— Begin Given records —

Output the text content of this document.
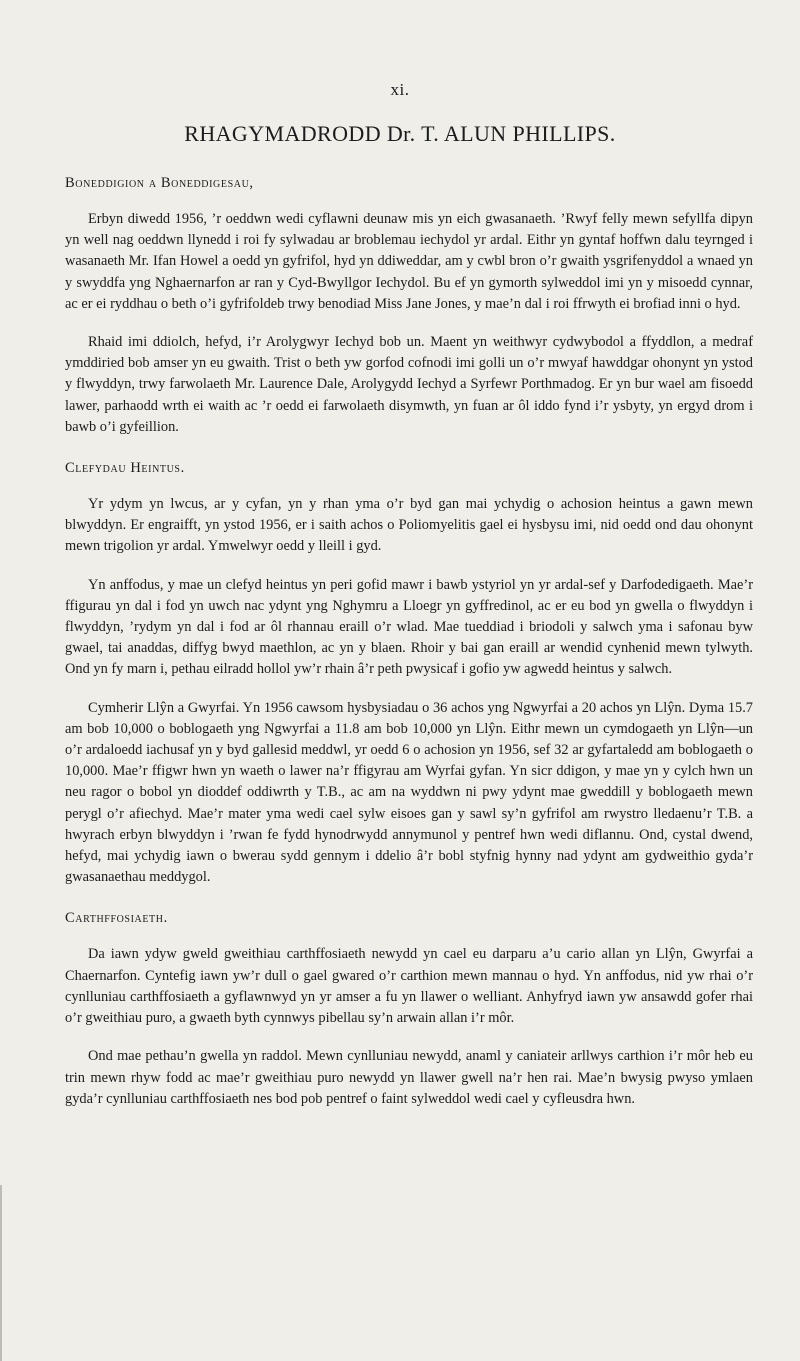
xi.
RHAGYMADRODD Dr. T. ALUN PHILLIPS.
Boneddigion a Boneddigesau,

Erbyn diwedd 1956, ’r oeddwn wedi cyflawni deunaw mis yn eich gwasanaeth. ’Rwyf felly mewn sefyllfa dipyn yn well nag oeddwn llynedd i roi fy sylwadau ar broblemau iechydol yr ardal. Eithr yn gyntaf hoffwn dalu teyrnged i wasanaeth Mr. Ifan Howel a oedd yn gyfrifol, hyd yn ddiweddar, am y cwbl bron o’r gwaith ysgrifenyddol a wnaed yn y swyddfa yng Nghaernarfon ar ran y Cyd-Bwyllgor Iechydol. Bu ef yn gymorth sylweddol imi yn y misoedd cynnar, ac er ei ryddhau o beth o’i gyfrifoldeb trwy benodiad Miss Jane Jones, y mae’n dal i roi ffrwyth ei brofiad inni o hyd.

Rhaid imi ddiolch, hefyd, i’r Arolygwyr Iechyd bob un. Maent yn weithwyr cydwybodol a ffyddlon, a medraf ymddiried bob amser yn eu gwaith. Trist o beth yw gorfod cofnodi imi golli un o’r mwyaf hawddgar ohonynt yn ystod y flwyddyn, trwy farwolaeth Mr. Laurence Dale, Arolygydd Iechyd a Syrfewr Porthmadog. Er yn bur wael am fisoedd lawer, parhaodd wrth ei waith ac ’r oedd ei farwolaeth disymwth, yn fuan ar ôl iddo fynd i’r ysbyty, yn ergyd drom i bawb o’i gyfeillion.

Clefydau Heintus.

Yr ydym yn lwcus, ar y cyfan, yn y rhan yma o’r byd gan mai ychydig o achosion heintus a gawn mewn blwyddyn. Er engraifft, yn ystod 1956, er i saith achos o Poliomyelitis gael ei hysbysu imi, nid oedd ond dau ohonynt mewn trigolion yr ardal. Ymwelwyr oedd y lleill i gyd.

Yn anffodus, y mae un clefyd heintus yn peri gofid mawr i bawb ystyriol yn yr ardal-sef y Darfodedigaeth. Mae’r ffigurau yn dal i fod yn uwch nac ydynt yng Nghymru a Lloegr yn gyffredinol, ac er eu bod yn gwella o flwyddyn i flwyddyn, ’rydym yn dal i fod ar ôl rhannau eraill o’r wlad. Mae tueddiad i briodoli y salwch yma i safonau byw gwael, tai anaddas, diffyg bwyd maethlon, ac yn y blaen. Rhoir y bai gan eraill ar wendid cynhenid mewn tylwyth. Ond yn fy marn i, pethau eilradd hollol yw’r rhain â’r peth pwysicaf i gofio yw agwedd heintus y salwch.

Cymherir Llŷn a Gwyrfai. Yn 1956 cawsom hysbysiadau o 36 achos yng Ngwyrfai a 20 achos yn Llŷn. Dyma 15.7 am bob 10,000 o boblogaeth yng Ngwyrfai a 11.8 am bob 10,000 yn Llŷn. Eithr mewn un cymdogaeth yn Llŷn—un o’r ardaloedd iachusaf yn y byd gallesid meddwl, yr oedd 6 o achosion yn 1956, sef 32 ar gyfartaledd am boblogaeth o 10,000. Mae’r ffigwr hwn yn waeth o lawer na’r ffigyrau am Wyrfai gyfan. Yn sicr ddigon, y mae yn y cylch hwn un neu ragor o bobol yn dioddef oddiwrth y T.B., ac am na wyddwn ni pwy ydynt mae gweddill y boblogaeth mewn perygl o’r afiechyd. Mae’r mater yma wedi cael sylw eisoes gan y sawl sy’n gyfrifol am rwystro lledaenu’r T.B. a hwyrach erbyn blwyddyn i ’rwan fe fydd hynodrwydd annymunol y pentref hwn wedi diflannu. Ond, cystal dwend, hefyd, mai ychydig iawn o bwerau sydd gennym i ddelio â’r bobl styfnig hynny nad ydynt am gydweithio gyda’r gwasanaethau meddygol.

Carthffosiaeth.

Da iawn ydyw gweld gweithiau carthffosiaeth newydd yn cael eu darparu a’u cario allan yn Llŷn, Gwyrfai a Chaernarfon. Cyntefig iawn yw’r dull o gael gwared o’r carthion mewn mannau o hyd. Yn anffodus, nid yw rhai o’r cynlluniau carthffosiaeth a gyflawnwyd yn yr amser a fu yn llawer o welliant. Anhyfryd iawn yw ansawdd gofer rhai o’r gweithiau puro, a gwaeth byth cynnwys pibellau sy’n arwain allan i’r môr.

Ond mae pethau’n gwella yn raddol. Mewn cynlluniau newydd, anaml y caniateir arllwys carthion i’r môr heb eu trin mewn rhyw fodd ac mae’r gweithiau puro newydd yn llawer gwell na’r hen rai. Mae’n bwysig pwyso ymlaen gyda’r cynlluniau carthffosiaeth nes bod pob pentref o faint sylweddol wedi cael y cyfleusdra hwn.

— End Given records —

→ Written request
Determine how many lines of the listing above hold the word "hefyd". Report that number without anything else.

→ The result
2